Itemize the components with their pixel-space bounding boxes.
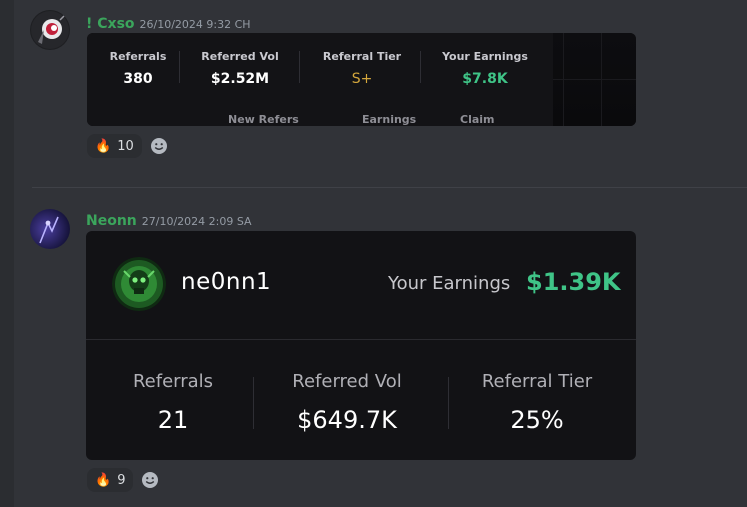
profile-logo: [112, 257, 166, 311]
avatar-image-icon: [30, 10, 70, 50]
fire-icon: 🔥: [95, 472, 112, 488]
smile-icon: [151, 138, 167, 154]
reaction-fire[interactable]: 🔥 9: [87, 468, 134, 492]
stat-value: S+: [351, 71, 373, 87]
stat-value: $7.8K: [462, 71, 508, 87]
divider: [179, 51, 180, 83]
stat-label: Your Earnings: [442, 50, 528, 63]
stat-value: 380: [123, 71, 153, 87]
timestamp: 27/10/2024 2:09 SA: [141, 215, 252, 228]
stat-label: Referrals: [132, 371, 214, 392]
message-header: ! Cxso 26/10/2024 9:32 CH: [86, 13, 251, 32]
referral-embed-neonn: ne0nn1 Your Earnings $1.39K Referrals 21…: [86, 231, 636, 460]
divider: [253, 377, 254, 429]
reaction-count: 9: [117, 472, 126, 488]
tab-new-refers[interactable]: New Refers: [228, 113, 299, 126]
avatar-image-icon: [30, 209, 70, 249]
stat-value: $2.52M: [210, 71, 270, 87]
reaction-count: 10: [117, 138, 134, 154]
stat-label: Referred Vol: [201, 50, 279, 63]
stat-referred-vol: Referred Vol $2.52M: [187, 50, 293, 87]
stat-referred-vol: Referred Vol $649.7K: [262, 371, 432, 434]
author-name[interactable]: ! Cxso: [86, 16, 135, 32]
tab-claim[interactable]: Claim: [460, 113, 495, 126]
add-reaction-button[interactable]: [147, 134, 171, 158]
server-sidebar-edge: [0, 0, 14, 507]
stat-your-earnings: Your Earnings $7.8K: [427, 50, 543, 87]
stat-referrals: Referrals 380: [97, 50, 179, 87]
skull-logo-icon: [112, 257, 166, 311]
message-separator: [32, 187, 747, 188]
earnings-value: $1.39K: [526, 268, 621, 296]
timestamp: 26/10/2024 9:32 CH: [139, 18, 251, 31]
add-reaction-button[interactable]: [138, 468, 162, 492]
stat-referrals: Referrals 21: [88, 371, 258, 434]
stat-referral-tier: Referral Tier 25%: [452, 371, 622, 434]
earnings-label: Your Earnings: [388, 273, 511, 294]
stat-value: 21: [157, 406, 189, 434]
referral-embed-cxso: Referrals 380 Referred Vol $2.52M Referr…: [87, 33, 636, 126]
stat-label: Referral Tier: [481, 371, 593, 392]
tab-earnings[interactable]: Earnings: [362, 113, 416, 126]
stat-label: Referred Vol: [292, 371, 402, 392]
stat-label: Referrals: [109, 50, 167, 63]
stat-value: 25%: [510, 406, 564, 434]
embed-stats-panel: Referrals 380 Referred Vol $2.52M Referr…: [87, 33, 554, 126]
stat-value: $649.7K: [297, 406, 397, 434]
divider: [448, 377, 449, 429]
divider: [299, 51, 300, 83]
avatar-neonn[interactable]: [30, 209, 70, 249]
message-header: Neonn 27/10/2024 2:09 SA: [86, 210, 252, 229]
reaction-fire[interactable]: 🔥 10: [87, 134, 142, 158]
username: ne0nn1: [181, 269, 272, 295]
embed-divider: [86, 339, 636, 340]
embed-background-graphic: [553, 33, 636, 126]
author-name[interactable]: Neonn: [86, 213, 137, 229]
fire-icon: 🔥: [95, 138, 112, 154]
divider: [420, 51, 421, 83]
stat-referral-tier: Referral Tier S+: [307, 50, 417, 87]
smile-icon: [142, 472, 158, 488]
stat-label: Referral Tier: [322, 50, 402, 63]
avatar-cxso[interactable]: [30, 10, 70, 50]
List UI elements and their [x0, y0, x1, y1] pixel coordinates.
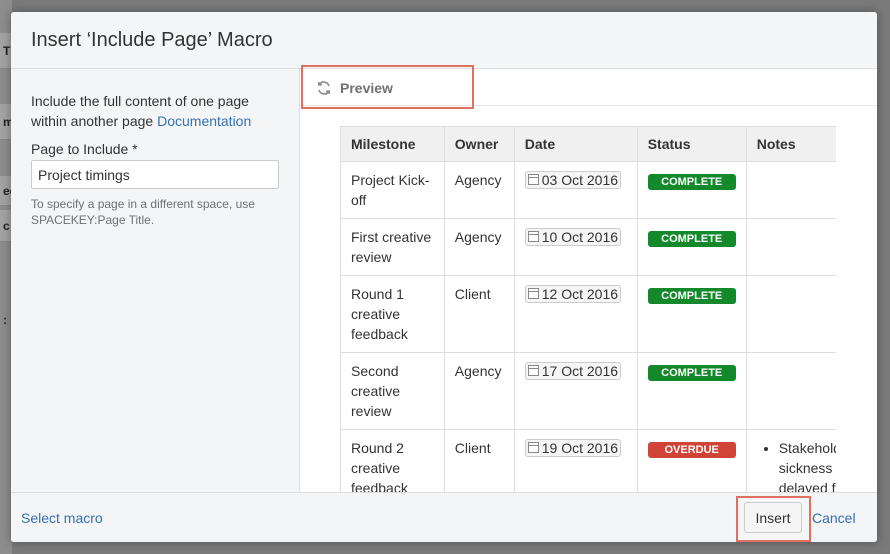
status-badge: COMPLETE	[647, 174, 736, 190]
date-text: 10 Oct 2016	[541, 228, 619, 245]
column-header-owner: Owner	[443, 126, 515, 162]
milestone-cell: Round 2 creative feedback	[340, 429, 445, 492]
status-cell: COMPLETE	[636, 161, 747, 219]
status-badge: COMPLETE	[647, 365, 736, 381]
dialog-title: Insert ‘Include Page’ Macro	[31, 28, 273, 51]
field-hint: To specify a page in a different space, …	[31, 197, 255, 227]
date-cell: 12 Oct 2016	[513, 275, 638, 353]
notes-list: Stakeholder sickness delayed f	[757, 438, 836, 492]
notes-cell: Stakeholder sickness delayed f	[745, 429, 836, 492]
milestone-cell: Second creative review	[340, 352, 445, 430]
table-row: Round 1 creative feedback Client 12 Oct …	[340, 275, 836, 353]
insert-button[interactable]: Insert	[744, 502, 802, 533]
milestone-cell: Round 1 creative feedback	[340, 275, 445, 353]
owner-cell: Agency	[443, 161, 515, 219]
date-lozenge: 17 Oct 2016	[524, 361, 622, 380]
status-badge: COMPLETE	[647, 288, 736, 304]
notes-cell	[745, 161, 836, 219]
status-cell: OVERDUE	[636, 429, 747, 492]
notes-cell	[745, 275, 836, 353]
status-cell: COMPLETE	[636, 352, 747, 430]
calendar-icon	[527, 365, 539, 376]
date-text: 12 Oct 2016	[541, 285, 619, 302]
column-header-status: Status	[636, 126, 747, 162]
calendar-icon	[527, 442, 539, 453]
column-header-milestone: Milestone	[340, 126, 445, 162]
dialog-body: Include the full content of one page wit…	[11, 65, 877, 492]
date-lozenge: 10 Oct 2016	[524, 227, 622, 246]
date-lozenge: 19 Oct 2016	[524, 438, 622, 457]
page-to-include-input[interactable]	[31, 160, 279, 189]
cancel-link[interactable]: Cancel	[812, 510, 856, 526]
date-lozenge: 03 Oct 2016	[524, 170, 622, 189]
status-cell: COMPLETE	[636, 275, 747, 353]
preview-highlight-box	[301, 65, 474, 109]
date-text: 19 Oct 2016	[541, 439, 619, 456]
insert-macro-dialog: Insert ‘Include Page’ Macro Include the …	[11, 12, 877, 542]
list-item: Stakeholder sickness delayed f	[779, 438, 836, 492]
notes-cell	[745, 218, 836, 276]
date-cell: 03 Oct 2016	[513, 161, 638, 219]
table-row: Project Kick-off Agency 03 Oct 2016 COMP…	[340, 161, 836, 219]
notes-cell	[745, 352, 836, 430]
calendar-icon	[527, 231, 539, 242]
preview-content[interactable]: Milestone Owner Date Status Notes Projec…	[340, 126, 836, 492]
calendar-icon	[527, 174, 539, 185]
macro-settings-panel: Include the full content of one page wit…	[11, 69, 300, 492]
date-cell: 10 Oct 2016	[513, 218, 638, 276]
preview-toolbar: Preview	[300, 65, 877, 109]
column-header-notes: Notes	[745, 126, 836, 162]
preview-panel: Preview Milestone Owner Date Status Note…	[300, 65, 877, 492]
documentation-link[interactable]: Documentation	[157, 113, 251, 129]
owner-cell: Agency	[443, 352, 515, 430]
status-badge: COMPLETE	[647, 231, 736, 247]
date-cell: 19 Oct 2016	[513, 429, 638, 492]
milestones-table: Milestone Owner Date Status Notes Projec…	[340, 126, 836, 492]
table-header-row: Milestone Owner Date Status Notes	[340, 126, 836, 162]
owner-cell: Client	[443, 275, 515, 353]
milestone-cell: Project Kick-off	[340, 161, 445, 219]
calendar-icon	[527, 288, 539, 299]
milestone-cell: First creative review	[340, 218, 445, 276]
owner-cell: Client	[443, 429, 515, 492]
date-lozenge: 12 Oct 2016	[524, 284, 622, 303]
date-cell: 17 Oct 2016	[513, 352, 638, 430]
status-cell: COMPLETE	[636, 218, 747, 276]
macro-description: Include the full content of one page wit…	[31, 91, 279, 131]
page-to-include-label: Page to Include *	[31, 141, 138, 157]
dialog-header: Insert ‘Include Page’ Macro	[11, 12, 877, 69]
date-text: 03 Oct 2016	[541, 171, 619, 188]
date-text: 17 Oct 2016	[541, 362, 619, 379]
select-macro-link[interactable]: Select macro	[21, 510, 103, 526]
owner-cell: Agency	[443, 218, 515, 276]
status-badge: OVERDUE	[647, 442, 736, 458]
dialog-footer: Select macro Insert Cancel	[11, 492, 877, 542]
table-row: First creative review Agency 10 Oct 2016…	[340, 218, 836, 276]
column-header-date: Date	[513, 126, 638, 162]
table-row: Round 2 creative feedback Client 19 Oct …	[340, 429, 836, 492]
table-row: Second creative review Agency 17 Oct 201…	[340, 352, 836, 430]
____________
**EXERCISE DIRECTIONS:** Copy the entries from the line with "174, 736, 190]" to the line with "502, 802, 533]", replacing "COMPLETE" with "DONE" and changing nothing else.

**THE RESULT:**
status-badge: DONE	[647, 174, 736, 190]
date-text: 10 Oct 2016	[541, 228, 619, 245]
column-header-owner: Owner	[443, 126, 515, 162]
milestone-cell: Round 2 creative feedback	[340, 429, 445, 492]
status-cell: DONE	[636, 161, 747, 219]
status-badge: DONE	[647, 365, 736, 381]
dialog-title: Insert ‘Include Page’ Macro	[31, 28, 273, 51]
field-hint: To specify a page in a different space, …	[31, 197, 255, 227]
date-cell: 12 Oct 2016	[513, 275, 638, 353]
notes-list: Stakeholder sickness delayed f	[757, 438, 836, 492]
notes-cell: Stakeholder sickness delayed f	[745, 429, 836, 492]
milestone-cell: Second creative review	[340, 352, 445, 430]
table-row: Round 1 creative feedback Client 12 Oct …	[340, 275, 836, 353]
insert-button[interactable]: Insert	[744, 502, 802, 533]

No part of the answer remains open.